*Dataset:*
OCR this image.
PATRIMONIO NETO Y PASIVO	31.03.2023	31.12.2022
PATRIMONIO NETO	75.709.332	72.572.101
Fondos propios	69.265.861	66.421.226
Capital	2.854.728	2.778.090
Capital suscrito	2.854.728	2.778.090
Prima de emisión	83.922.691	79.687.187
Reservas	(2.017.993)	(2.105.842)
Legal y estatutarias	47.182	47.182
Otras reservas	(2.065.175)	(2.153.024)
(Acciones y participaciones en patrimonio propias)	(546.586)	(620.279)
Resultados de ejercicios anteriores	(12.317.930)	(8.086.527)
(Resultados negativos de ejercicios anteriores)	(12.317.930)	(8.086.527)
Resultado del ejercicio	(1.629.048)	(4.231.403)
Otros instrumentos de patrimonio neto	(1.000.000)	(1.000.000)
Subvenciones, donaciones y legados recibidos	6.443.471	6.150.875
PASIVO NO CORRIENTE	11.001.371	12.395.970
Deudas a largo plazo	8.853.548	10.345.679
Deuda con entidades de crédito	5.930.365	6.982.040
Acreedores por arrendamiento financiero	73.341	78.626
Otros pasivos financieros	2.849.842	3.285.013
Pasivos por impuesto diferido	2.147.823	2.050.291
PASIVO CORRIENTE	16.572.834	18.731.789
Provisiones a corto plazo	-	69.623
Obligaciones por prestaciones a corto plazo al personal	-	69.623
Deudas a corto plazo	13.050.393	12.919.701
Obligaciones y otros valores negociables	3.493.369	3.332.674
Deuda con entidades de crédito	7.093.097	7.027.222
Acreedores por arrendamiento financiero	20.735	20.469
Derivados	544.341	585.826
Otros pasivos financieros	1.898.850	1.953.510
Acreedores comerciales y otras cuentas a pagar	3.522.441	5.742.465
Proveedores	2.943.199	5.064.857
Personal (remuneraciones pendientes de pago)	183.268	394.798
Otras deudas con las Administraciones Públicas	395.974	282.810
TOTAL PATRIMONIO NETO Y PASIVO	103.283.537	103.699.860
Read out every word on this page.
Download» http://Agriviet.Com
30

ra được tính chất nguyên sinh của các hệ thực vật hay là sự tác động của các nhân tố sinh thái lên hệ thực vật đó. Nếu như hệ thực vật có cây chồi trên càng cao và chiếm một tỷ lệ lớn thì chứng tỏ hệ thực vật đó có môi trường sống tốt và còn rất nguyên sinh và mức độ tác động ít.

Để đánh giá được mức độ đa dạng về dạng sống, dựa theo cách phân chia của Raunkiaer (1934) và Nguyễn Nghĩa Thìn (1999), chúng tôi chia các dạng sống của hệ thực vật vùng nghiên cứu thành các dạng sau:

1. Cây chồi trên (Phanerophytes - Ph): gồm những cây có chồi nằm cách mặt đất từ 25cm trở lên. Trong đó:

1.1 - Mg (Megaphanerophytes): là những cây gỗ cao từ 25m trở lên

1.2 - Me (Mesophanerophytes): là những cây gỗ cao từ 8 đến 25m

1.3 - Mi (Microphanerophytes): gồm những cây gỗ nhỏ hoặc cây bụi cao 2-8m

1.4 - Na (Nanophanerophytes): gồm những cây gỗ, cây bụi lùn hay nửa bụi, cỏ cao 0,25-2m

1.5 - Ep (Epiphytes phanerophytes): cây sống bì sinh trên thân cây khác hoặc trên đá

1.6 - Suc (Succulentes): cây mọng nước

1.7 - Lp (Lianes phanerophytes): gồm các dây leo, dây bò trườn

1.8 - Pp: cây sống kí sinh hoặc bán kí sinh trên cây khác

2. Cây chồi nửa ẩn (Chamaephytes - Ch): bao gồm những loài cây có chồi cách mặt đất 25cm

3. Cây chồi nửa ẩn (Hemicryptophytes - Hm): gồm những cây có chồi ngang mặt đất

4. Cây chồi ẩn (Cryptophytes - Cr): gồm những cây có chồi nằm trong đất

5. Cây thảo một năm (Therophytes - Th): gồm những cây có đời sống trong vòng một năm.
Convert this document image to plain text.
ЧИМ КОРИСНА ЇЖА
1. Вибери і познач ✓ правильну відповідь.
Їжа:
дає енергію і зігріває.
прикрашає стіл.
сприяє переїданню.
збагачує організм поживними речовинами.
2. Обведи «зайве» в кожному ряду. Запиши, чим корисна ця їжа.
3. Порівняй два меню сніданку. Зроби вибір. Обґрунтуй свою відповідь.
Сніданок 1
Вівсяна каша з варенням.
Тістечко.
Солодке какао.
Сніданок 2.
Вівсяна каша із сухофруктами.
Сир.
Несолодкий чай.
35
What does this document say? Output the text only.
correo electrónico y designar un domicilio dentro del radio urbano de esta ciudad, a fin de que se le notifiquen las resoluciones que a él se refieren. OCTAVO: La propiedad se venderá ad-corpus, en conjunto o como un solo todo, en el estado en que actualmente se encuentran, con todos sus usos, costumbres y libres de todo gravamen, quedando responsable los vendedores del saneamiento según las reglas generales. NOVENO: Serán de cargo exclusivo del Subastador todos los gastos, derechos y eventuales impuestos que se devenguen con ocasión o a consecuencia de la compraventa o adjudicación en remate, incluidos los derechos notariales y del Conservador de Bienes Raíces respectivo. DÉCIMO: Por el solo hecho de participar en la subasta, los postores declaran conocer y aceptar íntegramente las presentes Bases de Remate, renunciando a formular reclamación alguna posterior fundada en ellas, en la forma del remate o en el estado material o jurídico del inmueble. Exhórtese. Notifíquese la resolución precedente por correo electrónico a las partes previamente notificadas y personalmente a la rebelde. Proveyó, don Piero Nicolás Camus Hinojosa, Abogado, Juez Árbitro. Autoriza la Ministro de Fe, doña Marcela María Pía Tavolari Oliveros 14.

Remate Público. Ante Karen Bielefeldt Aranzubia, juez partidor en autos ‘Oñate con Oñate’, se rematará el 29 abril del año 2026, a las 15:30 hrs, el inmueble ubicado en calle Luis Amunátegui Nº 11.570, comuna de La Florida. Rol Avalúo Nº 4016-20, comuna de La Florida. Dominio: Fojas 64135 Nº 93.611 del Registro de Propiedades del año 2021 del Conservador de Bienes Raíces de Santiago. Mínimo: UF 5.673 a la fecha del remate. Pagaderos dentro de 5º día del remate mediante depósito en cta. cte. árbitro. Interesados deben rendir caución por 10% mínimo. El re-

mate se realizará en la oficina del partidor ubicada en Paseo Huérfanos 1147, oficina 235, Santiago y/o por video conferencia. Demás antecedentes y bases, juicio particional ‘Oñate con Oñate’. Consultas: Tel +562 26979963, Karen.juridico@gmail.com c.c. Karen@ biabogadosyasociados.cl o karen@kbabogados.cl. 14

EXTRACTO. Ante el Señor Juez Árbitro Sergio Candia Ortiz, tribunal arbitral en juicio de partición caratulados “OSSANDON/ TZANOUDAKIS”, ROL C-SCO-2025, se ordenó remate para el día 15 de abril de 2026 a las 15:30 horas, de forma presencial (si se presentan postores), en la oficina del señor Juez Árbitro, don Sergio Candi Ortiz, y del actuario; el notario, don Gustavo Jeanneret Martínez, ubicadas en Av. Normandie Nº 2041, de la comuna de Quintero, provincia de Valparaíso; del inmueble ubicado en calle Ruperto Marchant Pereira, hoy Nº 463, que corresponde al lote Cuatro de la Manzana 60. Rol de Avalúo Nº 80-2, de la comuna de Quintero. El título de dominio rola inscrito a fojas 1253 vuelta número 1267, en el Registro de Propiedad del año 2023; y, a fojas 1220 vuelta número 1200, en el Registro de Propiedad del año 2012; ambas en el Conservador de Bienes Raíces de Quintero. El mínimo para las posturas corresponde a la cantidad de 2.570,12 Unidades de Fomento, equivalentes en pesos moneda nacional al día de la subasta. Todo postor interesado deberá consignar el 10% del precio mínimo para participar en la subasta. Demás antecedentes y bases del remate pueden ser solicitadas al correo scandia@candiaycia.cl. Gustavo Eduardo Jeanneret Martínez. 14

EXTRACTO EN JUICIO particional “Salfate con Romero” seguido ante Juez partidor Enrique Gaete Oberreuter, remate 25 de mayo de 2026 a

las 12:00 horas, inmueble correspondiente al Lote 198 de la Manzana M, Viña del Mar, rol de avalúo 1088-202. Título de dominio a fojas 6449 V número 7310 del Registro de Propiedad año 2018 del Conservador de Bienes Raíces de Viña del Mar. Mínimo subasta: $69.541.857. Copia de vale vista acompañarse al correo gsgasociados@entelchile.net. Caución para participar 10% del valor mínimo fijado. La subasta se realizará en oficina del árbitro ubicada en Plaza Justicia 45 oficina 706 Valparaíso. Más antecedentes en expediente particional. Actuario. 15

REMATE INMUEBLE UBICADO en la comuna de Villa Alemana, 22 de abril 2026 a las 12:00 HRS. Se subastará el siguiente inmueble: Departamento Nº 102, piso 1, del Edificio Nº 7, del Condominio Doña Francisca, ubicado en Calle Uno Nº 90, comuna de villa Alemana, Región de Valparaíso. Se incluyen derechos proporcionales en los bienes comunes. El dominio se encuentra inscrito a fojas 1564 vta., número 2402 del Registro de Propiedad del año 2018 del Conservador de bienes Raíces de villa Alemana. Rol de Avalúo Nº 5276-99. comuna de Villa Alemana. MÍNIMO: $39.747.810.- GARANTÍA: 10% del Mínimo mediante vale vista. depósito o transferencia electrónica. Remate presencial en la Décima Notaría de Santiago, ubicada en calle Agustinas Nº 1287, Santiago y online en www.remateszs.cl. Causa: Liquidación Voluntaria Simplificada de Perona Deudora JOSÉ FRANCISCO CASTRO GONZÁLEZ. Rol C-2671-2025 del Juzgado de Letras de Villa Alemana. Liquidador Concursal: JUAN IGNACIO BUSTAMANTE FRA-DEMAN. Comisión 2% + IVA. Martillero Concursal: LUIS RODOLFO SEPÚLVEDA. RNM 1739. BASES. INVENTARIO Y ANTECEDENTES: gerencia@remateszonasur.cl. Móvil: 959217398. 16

*Task brief:* Select every line of the records holding the string "Вівсяна".

*Output for this exercise:*
Вівсяна каша з варенням.
Вівсяна каша із сухофруктами.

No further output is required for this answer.